- [EXTRACT]
......

We need to go deeper, Googlenet : Project Summary

This blogpost discusses the project summary and my contributions over the summer, as GSoC 2016, approaches its conclusion. First we'll discuss how you can find most of the work that I did, this will be a list of commits from mlpack or from various branches in my fork. Then we'll discuss what were the goals of the project, and how much we accomplished them, and finally what I learnt over the summer and why working on this project with my mentors was great! :)

Project Summary

The goal of this project was to develop googlenet such that it integrates in mlpack's existing ANN API and the modules developed are reusable to other related applications.

We selected the edge_boxes algorithm for object localization. We performed the feature extraction 703 for a sample BSDS500 Dataset. Marcus helped with reusing the Tree implementation to train the structured random forest which detects edges in the image. Next, we started implementing the Neural Net part. We added functionality to the pooling layer, convolutional layer and implemented the inception layer (which is replicated throughout googlenet), concatenation layer, subnetwork layer and connect layer as additional layers and wrote the [tests][tests] for them. This will give mlpack users a significant flexibility in training more complicated and deep neural nets. We made the GoogleNet using these layers. Tests of our implementation on standard datasets still need to be finished. Here is the list of commits and pull requests (from recent to old) in different branches, with their description, you can see to track the work done over summer:

To see the week by week progress of the work done you can look at the blog.

Feature Extraction

For feature extraction the objective was that given images, segmentations and boundaries extract over 7000 features for different color spaces, gradient channels to capture the local edge structure in the images. Fast edge detection using structured forests and Sketch tokens are the papers that describe this task.

We began this process by first writing useful Image Processing algorithms to convert between color spaces (RGB to LUV), interpolating & padding images, performing convolutions, computing HOG features and calculating distance transforms. The distance transform algorithm is implemented in this paper. Then we calculated Regular and Self Similarity features on a 16x16 image patches, for 1000 edge locations and 1000 non-edge locations. For this we also shrunk channels to reduce the dimensionality of our data, and then discretized our features into classes by performing PCA, so the data could be represented by a normal decision tree or random forest. The implementations of these algorithms can be seen in 703. Then I wrote the tests for the functions implemented in the StructuredForests class and compared values against the reference implementations to verify their correctness. Marcus helped by providing implementation of the structured tree using the feature extraction code.

......

- [EXERCISE DESCRIPTION] Please pick up the GoogleNet project summary after its final sentence and continue it in the same style.

- [DATA LINES]
......

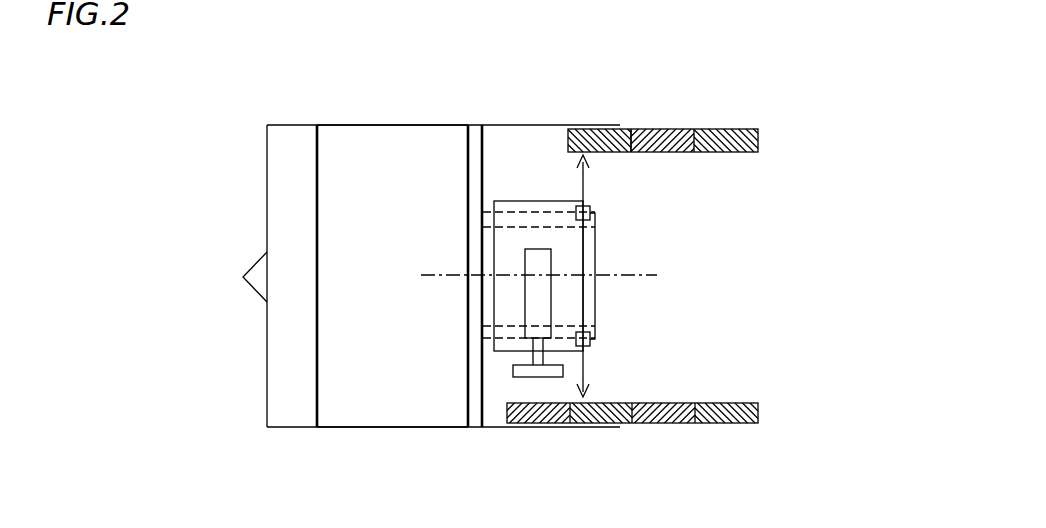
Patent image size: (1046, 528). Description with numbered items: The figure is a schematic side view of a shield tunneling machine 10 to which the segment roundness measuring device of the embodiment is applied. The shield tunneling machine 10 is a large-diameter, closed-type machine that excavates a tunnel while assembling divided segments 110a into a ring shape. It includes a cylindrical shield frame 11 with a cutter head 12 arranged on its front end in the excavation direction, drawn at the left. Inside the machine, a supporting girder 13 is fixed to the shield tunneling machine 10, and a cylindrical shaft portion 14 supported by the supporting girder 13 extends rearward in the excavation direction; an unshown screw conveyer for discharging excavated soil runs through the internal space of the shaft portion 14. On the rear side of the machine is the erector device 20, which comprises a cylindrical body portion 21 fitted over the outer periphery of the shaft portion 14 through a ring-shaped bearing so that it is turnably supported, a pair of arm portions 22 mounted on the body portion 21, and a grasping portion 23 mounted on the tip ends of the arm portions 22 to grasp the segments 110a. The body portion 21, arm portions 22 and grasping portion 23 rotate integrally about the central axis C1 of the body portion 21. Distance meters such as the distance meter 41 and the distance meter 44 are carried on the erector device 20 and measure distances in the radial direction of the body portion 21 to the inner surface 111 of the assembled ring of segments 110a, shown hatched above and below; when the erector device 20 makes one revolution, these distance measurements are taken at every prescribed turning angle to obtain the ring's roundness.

......

- [THE RESULT]
Inception Layer

Next, we proceeded to implement the Inception Layer. Before doing this, I needed to read some papers alexnet, visualizing CNNs to understand some CNN architectures and some ideas like Network in Network, that Googlenet paper uses by replicating the inception network inside it 9 times. It took time to understand the mlpack CNN class implementation as it uses interesting techniques of generating code using compile time recursion on templates which I was previously oblivious of. Then we made an inception layer as a collection of layers as mentioned in googlenet paper and wrote the tests for it to verify correctness. The implementation of inception layer can be seen in 757.

Adding functionality to Pooling Layer and Convolution Layer

While writing tests for inception layer, it was noticed that some functionalities of the existing classes need to be modified. For the pooling layer I added the functionality to pool with a given stride value. Then we improved the convolution layer to support Forward, Backward and Gradient updates when padding is specified. Padding is very important for deep networks, as we are able to preserve the width of our data by specifying padding, otherwise the data will become smaller as we continue to perform pooling and convolution operations on it, and we will not be able to get a neural net "deep enough". Then I wrote the tests for the pooling layer and convolution layer, and now the test for inception layer passed correctly too!

Concatenation Layer and Subnetwork Layer

On Examining the structure of the googlenet network, we felt that we need a concatenation layer. This layer will give us the functionality to concatenate the outputs of two or more layers in the forward pass, and then distribute the errors among the constituent layers for the backward pass. So I wrote a concat_layer that does exactly this and the corresponding tests.

The goal of this project was to create the components of googlenet so they are also reusable to other applications. So to make duplicating any collection of layers in a deep network easier, we decided to implement a subnet layer. The tests for the subnet layer is still under construction which will implement the inception_layer using the subnet_layer and check for correctness.

Connect Layer

With the googlenet network we faced one more interesting problem - auxillary classifiers. From one layer, there could be 2 layers diverging, and both of these layers would end up at separate output layers. Auxillary classifiers are added to googlenet to combat vanishing gradient problem while providing regularization. In mlpack implementation, the layers are stacked sequentially in the form of a tuple. To support this architectural variant, where 2 layers emerge from one layer, we added a connect layer, which contains the 2 separate nets that emerge from it, and has responsibility for passing input to and collect errors from these nets. Tests still need to be written to for the connect layer.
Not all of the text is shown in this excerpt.